**Set exercise**
Repeat the listing exactly as given, omitting every image.

+--

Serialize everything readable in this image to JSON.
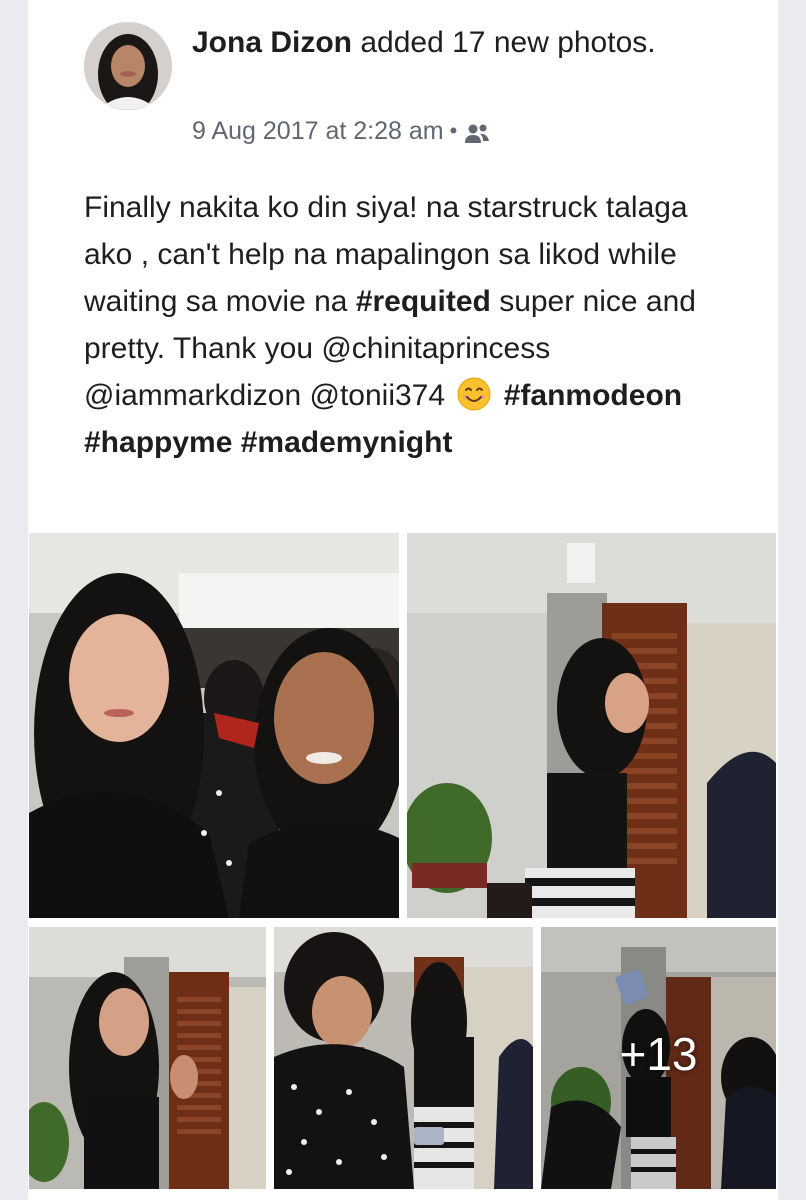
{
  "post": {
    "author": "Jona Dizon",
    "action": "added 17 new photos.",
    "timestamp": "9 Aug 2017 at 2:28 am",
    "separator": "•",
    "audience_icon": "friends-icon",
    "text": {
      "line_intro": "Finally nakita ko din siya! na starstruck talaga ako , can't help na mapalingon sa likod while waiting sa movie na",
      "hashtag_requited": "#requited",
      "mid_text": "super nice and pretty. Thank you @chinitaprincess @iammarkdizon @tonii374",
      "emoji": "smiling-face-icon",
      "hashtag_fanmodeon": "#fanmodeon",
      "hashtag_happyme": "#happyme",
      "hashtag_mademynight": "#mademynight"
    }
  },
  "photos": {
    "more_count_label": "+13"
  },
  "colors": {
    "text_primary": "#1c1e21",
    "text_secondary": "#606770",
    "background": "#e9ebee",
    "card": "#ffffff"
  }
}
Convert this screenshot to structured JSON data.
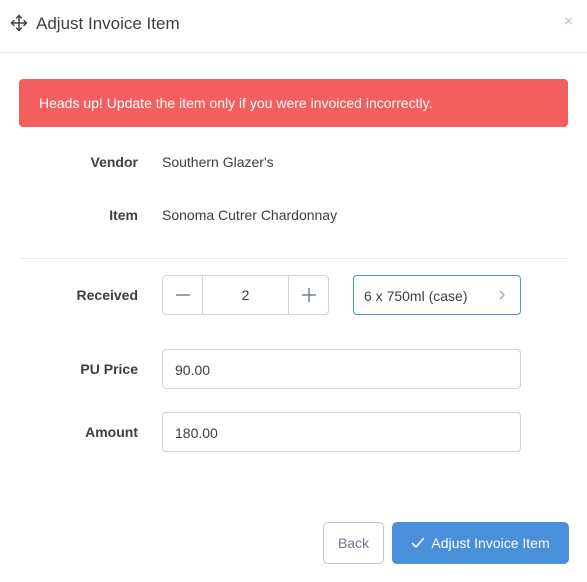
{
  "modal": {
    "title": "Adjust Invoice Item",
    "move_icon": "move-arrows-icon",
    "close_glyph": "×"
  },
  "alert": {
    "message": "Heads up! Update the item only if you were invoiced incorrectly.",
    "color": "#f35f5f"
  },
  "details": {
    "vendor_label": "Vendor",
    "vendor_value": "Southern Glazer's",
    "item_label": "Item",
    "item_value": "Sonoma Cutrer Chardonnay"
  },
  "received": {
    "label": "Received",
    "quantity": "2",
    "unit": "6 x 750ml (case)"
  },
  "pu_price": {
    "label": "PU Price",
    "value": "90.00"
  },
  "amount": {
    "label": "Amount",
    "value": "180.00"
  },
  "footer": {
    "back_label": "Back",
    "submit_label": "Adjust Invoice Item",
    "accent": "#4a8fd9"
  }
}
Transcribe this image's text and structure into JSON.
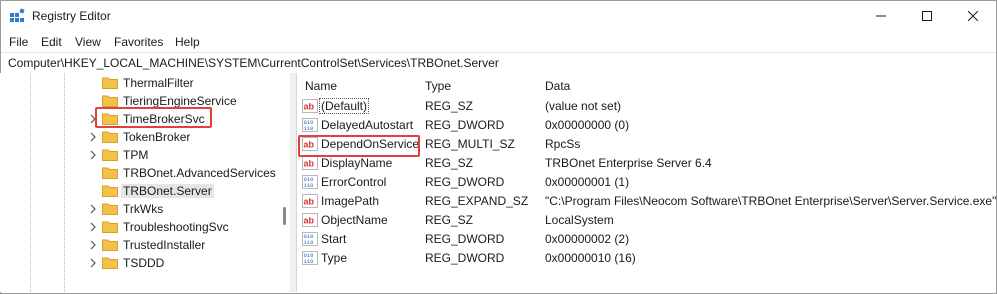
{
  "window": {
    "title": "Registry Editor"
  },
  "menu": [
    "File",
    "Edit",
    "View",
    "Favorites",
    "Help"
  ],
  "address": "Computer\\HKEY_LOCAL_MACHINE\\SYSTEM\\CurrentControlSet\\Services\\TRBOnet.Server",
  "tree": {
    "items": [
      {
        "label": "ThermalFilter",
        "expandable": false
      },
      {
        "label": "TieringEngineService",
        "expandable": false
      },
      {
        "label": "TimeBrokerSvc",
        "expandable": true
      },
      {
        "label": "TokenBroker",
        "expandable": true
      },
      {
        "label": "TPM",
        "expandable": true
      },
      {
        "label": "TRBOnet.AdvancedServices",
        "expandable": false
      },
      {
        "label": "TRBOnet.Server",
        "expandable": false,
        "selected": true
      },
      {
        "label": "TrkWks",
        "expandable": true
      },
      {
        "label": "TroubleshootingSvc",
        "expandable": true
      },
      {
        "label": "TrustedInstaller",
        "expandable": true
      },
      {
        "label": "TSDDD",
        "expandable": true
      }
    ]
  },
  "list": {
    "columns": {
      "name": "Name",
      "type": "Type",
      "data": "Data"
    },
    "rows": [
      {
        "name": "(Default)",
        "type": "REG_SZ",
        "data": "(value not set)",
        "icon": "string-value-icon"
      },
      {
        "name": "DelayedAutostart",
        "type": "REG_DWORD",
        "data": "0x00000000 (0)",
        "icon": "binary-value-icon"
      },
      {
        "name": "DependOnService",
        "type": "REG_MULTI_SZ",
        "data": "RpcSs",
        "icon": "string-value-icon"
      },
      {
        "name": "DisplayName",
        "type": "REG_SZ",
        "data": "TRBOnet Enterprise Server 6.4",
        "icon": "string-value-icon"
      },
      {
        "name": "ErrorControl",
        "type": "REG_DWORD",
        "data": "0x00000001 (1)",
        "icon": "binary-value-icon"
      },
      {
        "name": "ImagePath",
        "type": "REG_EXPAND_SZ",
        "data": "\"C:\\Program Files\\Neocom Software\\TRBOnet Enterprise\\Server\\Server.Service.exe\"",
        "icon": "string-value-icon"
      },
      {
        "name": "ObjectName",
        "type": "REG_SZ",
        "data": "LocalSystem",
        "icon": "string-value-icon"
      },
      {
        "name": "Start",
        "type": "REG_DWORD",
        "data": "0x00000002 (2)",
        "icon": "binary-value-icon"
      },
      {
        "name": "Type",
        "type": "REG_DWORD",
        "data": "0x00000010 (16)",
        "icon": "binary-value-icon"
      }
    ]
  },
  "colors": {
    "highlight": "#e2403d",
    "folder": "#f3c04a",
    "selection": "#e5e5e5"
  }
}
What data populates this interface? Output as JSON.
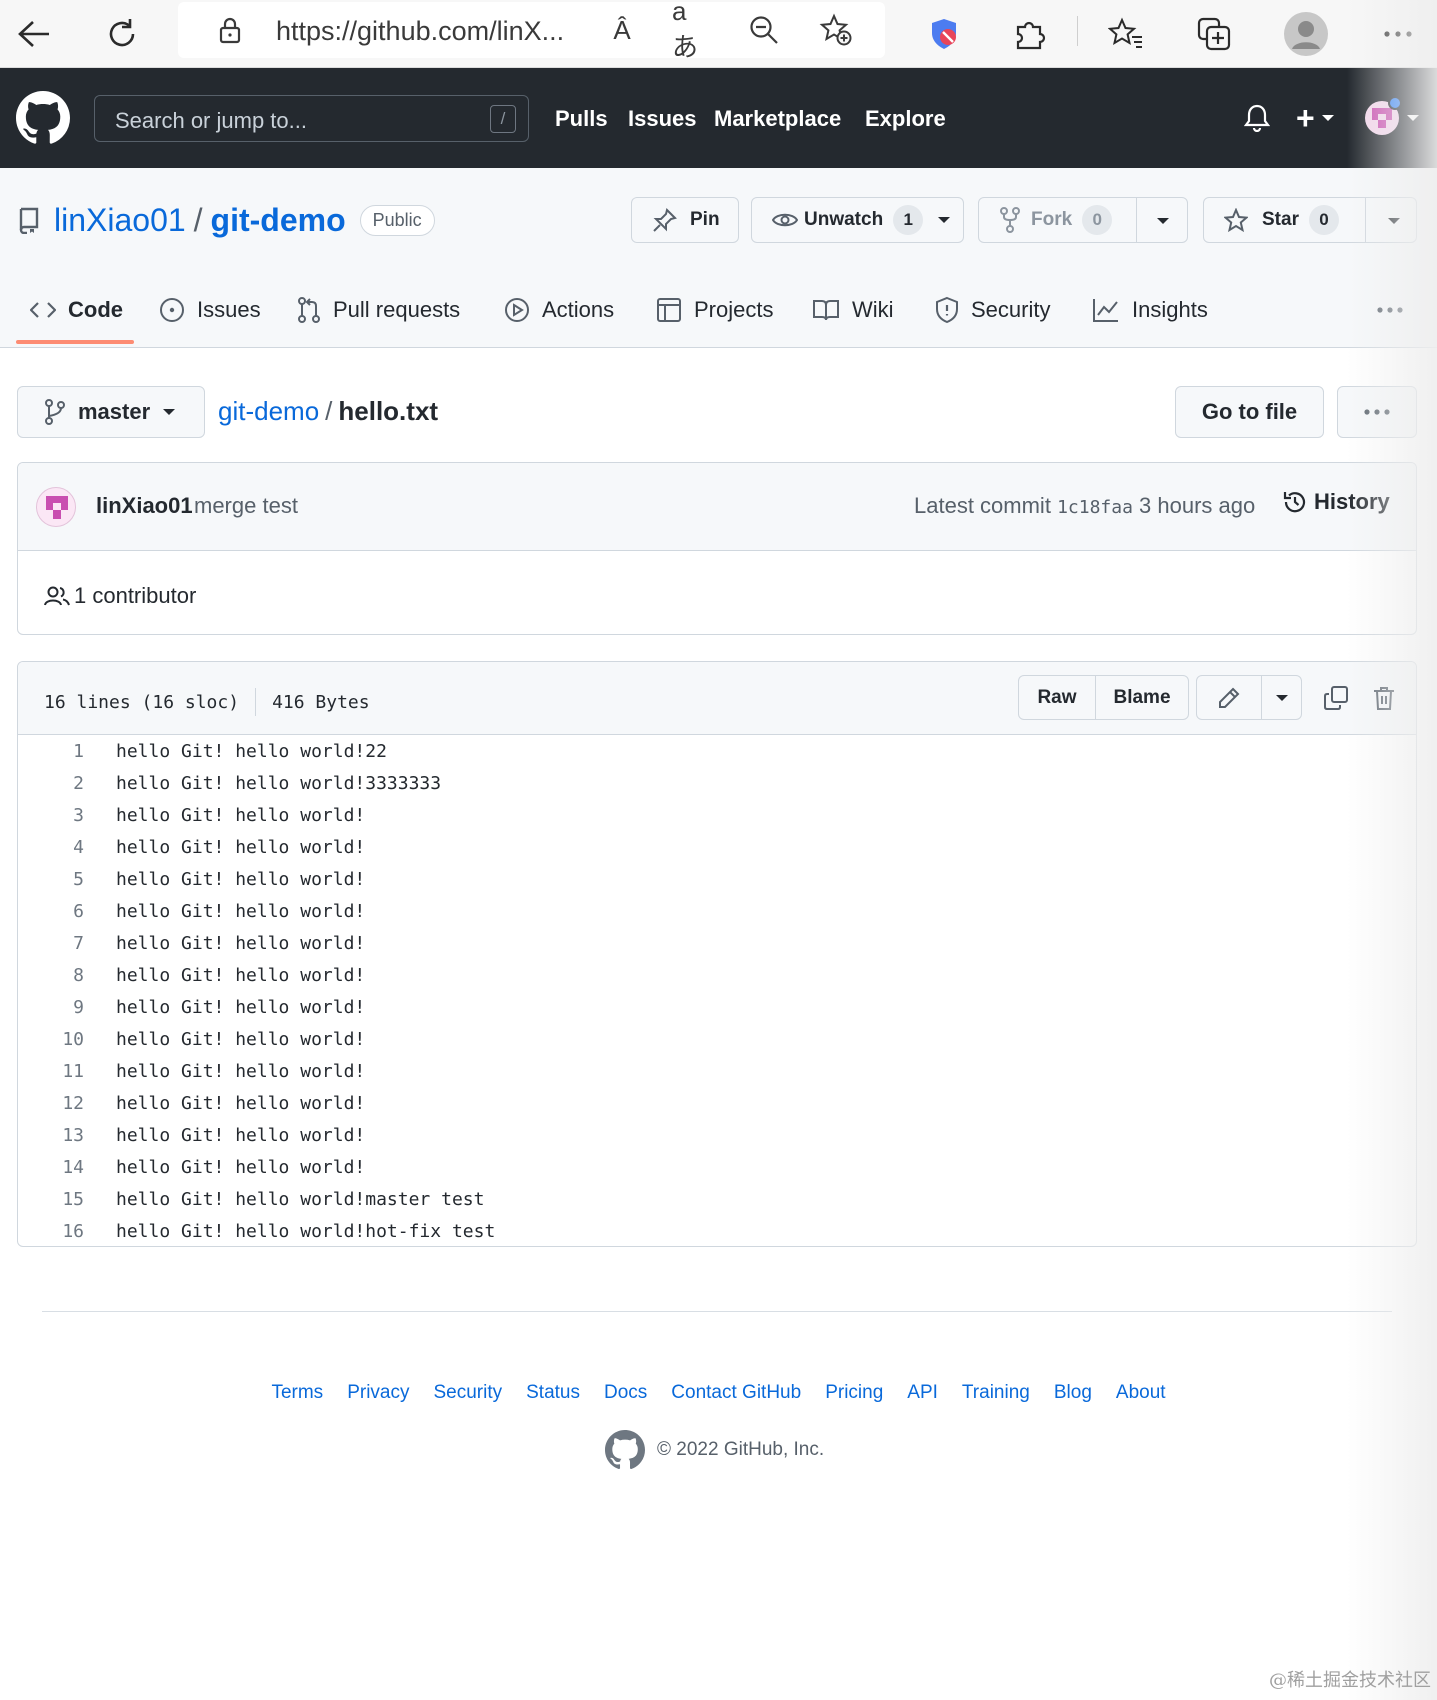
{
  "browser": {
    "url": "https://github.com/linX...",
    "read_aloud_glyph": "Â",
    "translate_glyph": "aあ"
  },
  "gh_header": {
    "search_placeholder": "Search or jump to...",
    "search_shortcut": "/",
    "nav": [
      "Pulls",
      "Issues",
      "Marketplace",
      "Explore"
    ],
    "plus_label": "+"
  },
  "repo": {
    "owner": "linXiao01",
    "separator": "/",
    "name": "git-demo",
    "visibility": "Public",
    "pin_label": "Pin",
    "unwatch_label": "Unwatch",
    "unwatch_count": "1",
    "fork_label": "Fork",
    "fork_count": "0",
    "star_label": "Star",
    "star_count": "0"
  },
  "tabs": [
    {
      "label": "Code",
      "icon": "code-icon",
      "active": true
    },
    {
      "label": "Issues",
      "icon": "issue-icon"
    },
    {
      "label": "Pull requests",
      "icon": "pull-request-icon"
    },
    {
      "label": "Actions",
      "icon": "play-icon"
    },
    {
      "label": "Projects",
      "icon": "table-icon"
    },
    {
      "label": "Wiki",
      "icon": "book-icon"
    },
    {
      "label": "Security",
      "icon": "shield-icon"
    },
    {
      "label": "Insights",
      "icon": "graph-icon"
    }
  ],
  "file_nav": {
    "branch": "master",
    "crumb_repo": "git-demo",
    "crumb_sep": "/",
    "crumb_file": "hello.txt",
    "goto_label": "Go to file"
  },
  "commit": {
    "author": "linXiao01",
    "message": "merge test",
    "latest_label": "Latest commit",
    "sha": "1c18faa",
    "time": "3 hours ago",
    "history_label": "History",
    "contributors": "1 contributor"
  },
  "file": {
    "lines_info": "16 lines (16 sloc)",
    "size": "416 Bytes",
    "raw_label": "Raw",
    "blame_label": "Blame",
    "lines": [
      "hello Git! hello world!22",
      "hello Git! hello world!3333333",
      "hello Git! hello world!",
      "hello Git! hello world!",
      "hello Git! hello world!",
      "hello Git! hello world!",
      "hello Git! hello world!",
      "hello Git! hello world!",
      "hello Git! hello world!",
      "hello Git! hello world!",
      "hello Git! hello world!",
      "hello Git! hello world!",
      "hello Git! hello world!",
      "hello Git! hello world!",
      "hello Git! hello world!master test",
      "hello Git! hello world!hot-fix test"
    ]
  },
  "footer": {
    "links": [
      "Terms",
      "Privacy",
      "Security",
      "Status",
      "Docs",
      "Contact GitHub",
      "Pricing",
      "API",
      "Training",
      "Blog",
      "About"
    ],
    "copyright": "© 2022 GitHub, Inc."
  },
  "watermark": "@稀土掘金技术社区",
  "colors": {
    "link": "#0969da",
    "header_bg": "#24292f",
    "tab_underline": "#fd8c73"
  }
}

+--

**Solution for this exercise**
Serialize everything readable in this image to JSON.
{
  "post": {
    "author": "Jona Dizon",
    "action": "added 17 new photos.",
    "timestamp": "9 Aug 2017 at 2:28 am",
    "separator": "•",
    "audience_icon": "friends-icon",
    "text": {
      "line_intro": "Finally nakita ko din siya! na starstruck talaga ako , can't help na mapalingon sa likod while waiting sa movie na",
      "hashtag_requited": "#requited",
      "mid_text": "super nice and pretty. Thank you @chinitaprincess @iammarkdizon @tonii374",
      "emoji": "smiling-face-icon",
      "hashtag_fanmodeon": "#fanmodeon",
      "hashtag_happyme": "#happyme",
      "hashtag_mademynight": "#mademynight"
    }
  },
  "photos": {
    "more_count_label": "+13"
  },
  "colors": {
    "text_primary": "#1c1e21",
    "text_secondary": "#606770",
    "background": "#e9ebee",
    "card": "#ffffff"
  }
}
Convert this screenshot to structured JSON data.
{
  "modal": {
    "title": "Adjust Invoice Item",
    "move_icon": "move-arrows-icon",
    "close_glyph": "×"
  },
  "alert": {
    "message": "Heads up! Update the item only if you were invoiced incorrectly.",
    "color": "#f35f5f"
  },
  "details": {
    "vendor_label": "Vendor",
    "vendor_value": "Southern Glazer's",
    "item_label": "Item",
    "item_value": "Sonoma Cutrer Chardonnay"
  },
  "received": {
    "label": "Received",
    "quantity": "2",
    "unit": "6 x 750ml (case)"
  },
  "pu_price": {
    "label": "PU Price",
    "value": "90.00"
  },
  "amount": {
    "label": "Amount",
    "value": "180.00"
  },
  "footer": {
    "back_label": "Back",
    "submit_label": "Adjust Invoice Item",
    "accent": "#4a8fd9"
  }
}
Transcribe this image's text and structure into JSON.
{
  "window": {
    "title": "Registry Editor"
  },
  "menu": [
    "File",
    "Edit",
    "View",
    "Favorites",
    "Help"
  ],
  "address": "Computer\\HKEY_LOCAL_MACHINE\\SYSTEM\\CurrentControlSet\\Services\\TRBOnet.Server",
  "tree": {
    "items": [
      {
        "label": "ThermalFilter",
        "expandable": false
      },
      {
        "label": "TieringEngineService",
        "expandable": false
      },
      {
        "label": "TimeBrokerSvc",
        "expandable": true
      },
      {
        "label": "TokenBroker",
        "expandable": true
      },
      {
        "label": "TPM",
        "expandable": true
      },
      {
        "label": "TRBOnet.AdvancedServices",
        "expandable": false
      },
      {
        "label": "TRBOnet.Server",
        "expandable": false,
        "selected": true
      },
      {
        "label": "TrkWks",
        "expandable": true
      },
      {
        "label": "TroubleshootingSvc",
        "expandable": true
      },
      {
        "label": "TrustedInstaller",
        "expandable": true
      },
      {
        "label": "TSDDD",
        "expandable": true
      }
    ]
  },
  "list": {
    "columns": {
      "name": "Name",
      "type": "Type",
      "data": "Data"
    },
    "rows": [
      {
        "name": "(Default)",
        "type": "REG_SZ",
        "data": "(value not set)",
        "icon": "string-value-icon"
      },
      {
        "name": "DelayedAutostart",
        "type": "REG_DWORD",
        "data": "0x00000000 (0)",
        "icon": "binary-value-icon"
      },
      {
        "name": "DependOnService",
        "type": "REG_MULTI_SZ",
        "data": "RpcSs",
        "icon": "string-value-icon"
      },
      {
        "name": "DisplayName",
        "type": "REG_SZ",
        "data": "TRBOnet Enterprise Server 6.4",
        "icon": "string-value-icon"
      },
      {
        "name": "ErrorControl",
        "type": "REG_DWORD",
        "data": "0x00000001 (1)",
        "icon": "binary-value-icon"
      },
      {
        "name": "ImagePath",
        "type": "REG_EXPAND_SZ",
        "data": "\"C:\\Program Files\\Neocom Software\\TRBOnet Enterprise\\Server\\Server.Service.exe\"",
        "icon": "string-value-icon"
      },
      {
        "name": "ObjectName",
        "type": "REG_SZ",
        "data": "LocalSystem",
        "icon": "string-value-icon"
      },
      {
        "name": "Start",
        "type": "REG_DWORD",
        "data": "0x00000002 (2)",
        "icon": "binary-value-icon"
      },
      {
        "name": "Type",
        "type": "REG_DWORD",
        "data": "0x00000010 (16)",
        "icon": "binary-value-icon"
      }
    ]
  },
  "colors": {
    "highlight": "#e2403d",
    "folder": "#f3c04a",
    "selection": "#e5e5e5"
  }
}
What data populates this interface? Output as JSON.
{
  "browser": {
    "url": "https://github.com/linX...",
    "read_aloud_glyph": "Â",
    "translate_glyph": "aあ"
  },
  "gh_header": {
    "search_placeholder": "Search or jump to...",
    "search_shortcut": "/",
    "nav": [
      "Pulls",
      "Issues",
      "Marketplace",
      "Explore"
    ],
    "plus_label": "+"
  },
  "repo": {
    "owner": "linXiao01",
    "separator": "/",
    "name": "git-demo",
    "visibility": "Public",
    "pin_label": "Pin",
    "unwatch_label": "Unwatch",
    "unwatch_count": "1",
    "fork_label": "Fork",
    "fork_count": "0",
    "star_label": "Star",
    "star_count": "0"
  },
  "tabs": [
    {
      "label": "Code",
      "icon": "code-icon",
      "active": true
    },
    {
      "label": "Issues",
      "icon": "issue-icon"
    },
    {
      "label": "Pull requests",
      "icon": "pull-request-icon"
    },
    {
      "label": "Actions",
      "icon": "play-icon"
    },
    {
      "label": "Projects",
      "icon": "table-icon"
    },
    {
      "label": "Wiki",
      "icon": "book-icon"
    },
    {
      "label": "Security",
      "icon": "shield-icon"
    },
    {
      "label": "Insights",
      "icon": "graph-icon"
    }
  ],
  "file_nav": {
    "branch": "master",
    "crumb_repo": "git-demo",
    "crumb_sep": "/",
    "crumb_file": "hello.txt",
    "goto_label": "Go to file"
  },
  "commit": {
    "author": "linXiao01",
    "message": "merge test",
    "latest_label": "Latest commit",
    "sha": "1c18faa",
    "time": "3 hours ago",
    "history_label": "History",
    "contributors": "1 contributor"
  },
  "file": {
    "lines_info": "16 lines (16 sloc)",
    "size": "416 Bytes",
    "raw_label": "Raw",
    "blame_label": "Blame",
    "lines": [
      "hello Git! hello world!22",
      "hello Git! hello world!3333333",
      "hello Git! hello world!",
      "hello Git! hello world!",
      "hello Git! hello world!",
      "hello Git! hello world!",
      "hello Git! hello world!",
      "hello Git! hello world!",
      "hello Git! hello world!",
      "hello Git! hello world!",
      "hello Git! hello world!",
      "hello Git! hello world!",
      "hello Git! hello world!",
      "hello Git! hello world!",
      "hello Git! hello world!master test",
      "hello Git! hello world!hot-fix test"
    ]
  },
  "footer": {
    "links": [
      "Terms",
      "Privacy",
      "Security",
      "Status",
      "Docs",
      "Contact GitHub",
      "Pricing",
      "API",
      "Training",
      "Blog",
      "About"
    ],
    "copyright": "© 2022 GitHub, Inc."
  },
  "watermark": "@稀土掘金技术社区",
  "colors": {
    "link": "#0969da",
    "header_bg": "#24292f",
    "tab_underline": "#fd8c73"
  }
}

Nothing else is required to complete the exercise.